Set problem
Reproduce every entry exactly as shown.

================

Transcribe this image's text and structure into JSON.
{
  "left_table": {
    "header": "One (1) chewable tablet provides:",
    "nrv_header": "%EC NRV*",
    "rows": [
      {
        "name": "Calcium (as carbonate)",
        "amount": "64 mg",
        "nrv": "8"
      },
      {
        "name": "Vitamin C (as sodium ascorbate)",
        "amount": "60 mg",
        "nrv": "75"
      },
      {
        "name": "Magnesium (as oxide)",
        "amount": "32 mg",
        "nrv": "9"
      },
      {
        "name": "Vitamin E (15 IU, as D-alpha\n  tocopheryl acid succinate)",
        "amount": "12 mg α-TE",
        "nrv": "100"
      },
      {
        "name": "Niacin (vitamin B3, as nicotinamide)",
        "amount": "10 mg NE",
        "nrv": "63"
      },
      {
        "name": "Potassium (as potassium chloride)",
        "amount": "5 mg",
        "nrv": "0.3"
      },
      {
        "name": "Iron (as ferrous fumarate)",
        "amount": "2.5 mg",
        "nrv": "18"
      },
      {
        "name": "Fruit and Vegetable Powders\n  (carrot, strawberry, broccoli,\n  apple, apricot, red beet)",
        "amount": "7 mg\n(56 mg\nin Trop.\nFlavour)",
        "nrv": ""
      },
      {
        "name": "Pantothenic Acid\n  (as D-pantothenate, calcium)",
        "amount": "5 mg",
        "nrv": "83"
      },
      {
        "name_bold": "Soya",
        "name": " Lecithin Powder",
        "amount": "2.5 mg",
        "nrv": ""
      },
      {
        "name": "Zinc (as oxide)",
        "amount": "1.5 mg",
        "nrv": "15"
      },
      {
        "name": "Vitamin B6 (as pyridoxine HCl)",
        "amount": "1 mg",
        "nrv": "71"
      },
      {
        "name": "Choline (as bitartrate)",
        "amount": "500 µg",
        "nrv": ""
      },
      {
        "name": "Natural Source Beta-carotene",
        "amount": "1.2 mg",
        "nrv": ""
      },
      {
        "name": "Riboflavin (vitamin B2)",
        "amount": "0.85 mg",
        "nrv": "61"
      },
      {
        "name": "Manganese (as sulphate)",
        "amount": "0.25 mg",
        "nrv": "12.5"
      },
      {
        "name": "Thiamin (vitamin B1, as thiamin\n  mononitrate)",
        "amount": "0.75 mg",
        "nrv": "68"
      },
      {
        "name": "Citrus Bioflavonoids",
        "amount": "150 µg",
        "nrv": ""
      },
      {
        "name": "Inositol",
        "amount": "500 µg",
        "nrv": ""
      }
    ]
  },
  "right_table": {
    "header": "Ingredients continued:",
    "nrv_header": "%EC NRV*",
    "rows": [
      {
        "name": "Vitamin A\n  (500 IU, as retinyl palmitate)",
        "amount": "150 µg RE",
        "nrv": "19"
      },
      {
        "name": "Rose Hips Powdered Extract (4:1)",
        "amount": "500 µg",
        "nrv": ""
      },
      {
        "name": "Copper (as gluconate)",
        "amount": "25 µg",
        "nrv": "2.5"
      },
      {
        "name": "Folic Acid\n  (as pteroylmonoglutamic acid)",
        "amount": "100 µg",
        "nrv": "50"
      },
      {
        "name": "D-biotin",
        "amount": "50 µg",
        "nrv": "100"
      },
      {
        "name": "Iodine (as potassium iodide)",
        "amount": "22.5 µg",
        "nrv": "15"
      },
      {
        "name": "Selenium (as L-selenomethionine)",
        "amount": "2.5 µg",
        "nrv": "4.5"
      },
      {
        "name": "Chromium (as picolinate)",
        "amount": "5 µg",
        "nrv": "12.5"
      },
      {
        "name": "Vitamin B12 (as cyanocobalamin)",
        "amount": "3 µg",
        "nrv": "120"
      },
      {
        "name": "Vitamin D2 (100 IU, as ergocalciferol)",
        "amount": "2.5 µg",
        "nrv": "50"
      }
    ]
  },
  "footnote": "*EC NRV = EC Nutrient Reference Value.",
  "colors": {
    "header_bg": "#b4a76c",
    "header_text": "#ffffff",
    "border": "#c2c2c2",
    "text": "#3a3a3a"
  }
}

================

Task response
Transcribe this image's text and structure into JSON.
{
  "left_table": {
    "header": "One (1) chewable tablet provides:",
    "nrv_header": "%EC NRV*",
    "rows": [
      {
        "name": "Calcium (as carbonate)",
        "amount": "64 mg",
        "nrv": "8"
      },
      {
        "name": "Vitamin C (as sodium ascorbate)",
        "amount": "60 mg",
        "nrv": "75"
      },
      {
        "name": "Magnesium (as oxide)",
        "amount": "32 mg",
        "nrv": "9"
      },
      {
        "name": "Vitamin E (15 IU, as D-alpha\n  tocopheryl acid succinate)",
        "amount": "12 mg α-TE",
        "nrv": "100"
      },
      {
        "name": "Niacin (vitamin B3, as nicotinamide)",
        "amount": "10 mg NE",
        "nrv": "63"
      },
      {
        "name": "Potassium (as potassium chloride)",
        "amount": "5 mg",
        "nrv": "0.3"
      },
      {
        "name": "Iron (as ferrous fumarate)",
        "amount": "2.5 mg",
        "nrv": "18"
      },
      {
        "name": "Fruit and Vegetable Powders\n  (carrot, strawberry, broccoli,\n  apple, apricot, red beet)",
        "amount": "7 mg\n(56 mg\nin Trop.\nFlavour)",
        "nrv": ""
      },
      {
        "name": "Pantothenic Acid\n  (as D-pantothenate, calcium)",
        "amount": "5 mg",
        "nrv": "83"
      },
      {
        "name_bold": "Soya",
        "name": " Lecithin Powder",
        "amount": "2.5 mg",
        "nrv": ""
      },
      {
        "name": "Zinc (as oxide)",
        "amount": "1.5 mg",
        "nrv": "15"
      },
      {
        "name": "Vitamin B6 (as pyridoxine HCl)",
        "amount": "1 mg",
        "nrv": "71"
      },
      {
        "name": "Choline (as bitartrate)",
        "amount": "500 µg",
        "nrv": ""
      },
      {
        "name": "Natural Source Beta-carotene",
        "amount": "1.2 mg",
        "nrv": ""
      },
      {
        "name": "Riboflavin (vitamin B2)",
        "amount": "0.85 mg",
        "nrv": "61"
      },
      {
        "name": "Manganese (as sulphate)",
        "amount": "0.25 mg",
        "nrv": "12.5"
      },
      {
        "name": "Thiamin (vitamin B1, as thiamin\n  mononitrate)",
        "amount": "0.75 mg",
        "nrv": "68"
      },
      {
        "name": "Citrus Bioflavonoids",
        "amount": "150 µg",
        "nrv": ""
      },
      {
        "name": "Inositol",
        "amount": "500 µg",
        "nrv": ""
      }
    ]
  },
  "right_table": {
    "header": "Ingredients continued:",
    "nrv_header": "%EC NRV*",
    "rows": [
      {
        "name": "Vitamin A\n  (500 IU, as retinyl palmitate)",
        "amount": "150 µg RE",
        "nrv": "19"
      },
      {
        "name": "Rose Hips Powdered Extract (4:1)",
        "amount": "500 µg",
        "nrv": ""
      },
      {
        "name": "Copper (as gluconate)",
        "amount": "25 µg",
        "nrv": "2.5"
      },
      {
        "name": "Folic Acid\n  (as pteroylmonoglutamic acid)",
        "amount": "100 µg",
        "nrv": "50"
      },
      {
        "name": "D-biotin",
        "amount": "50 µg",
        "nrv": "100"
      },
      {
        "name": "Iodine (as potassium iodide)",
        "amount": "22.5 µg",
        "nrv": "15"
      },
      {
        "name": "Selenium (as L-selenomethionine)",
        "amount": "2.5 µg",
        "nrv": "4.5"
      },
      {
        "name": "Chromium (as picolinate)",
        "amount": "5 µg",
        "nrv": "12.5"
      },
      {
        "name": "Vitamin B12 (as cyanocobalamin)",
        "amount": "3 µg",
        "nrv": "120"
      },
      {
        "name": "Vitamin D2 (100 IU, as ergocalciferol)",
        "amount": "2.5 µg",
        "nrv": "50"
      }
    ]
  },
  "footnote": "*EC NRV = EC Nutrient Reference Value.",
  "colors": {
    "header_bg": "#b4a76c",
    "header_text": "#ffffff",
    "border": "#c2c2c2",
    "text": "#3a3a3a"
  }
}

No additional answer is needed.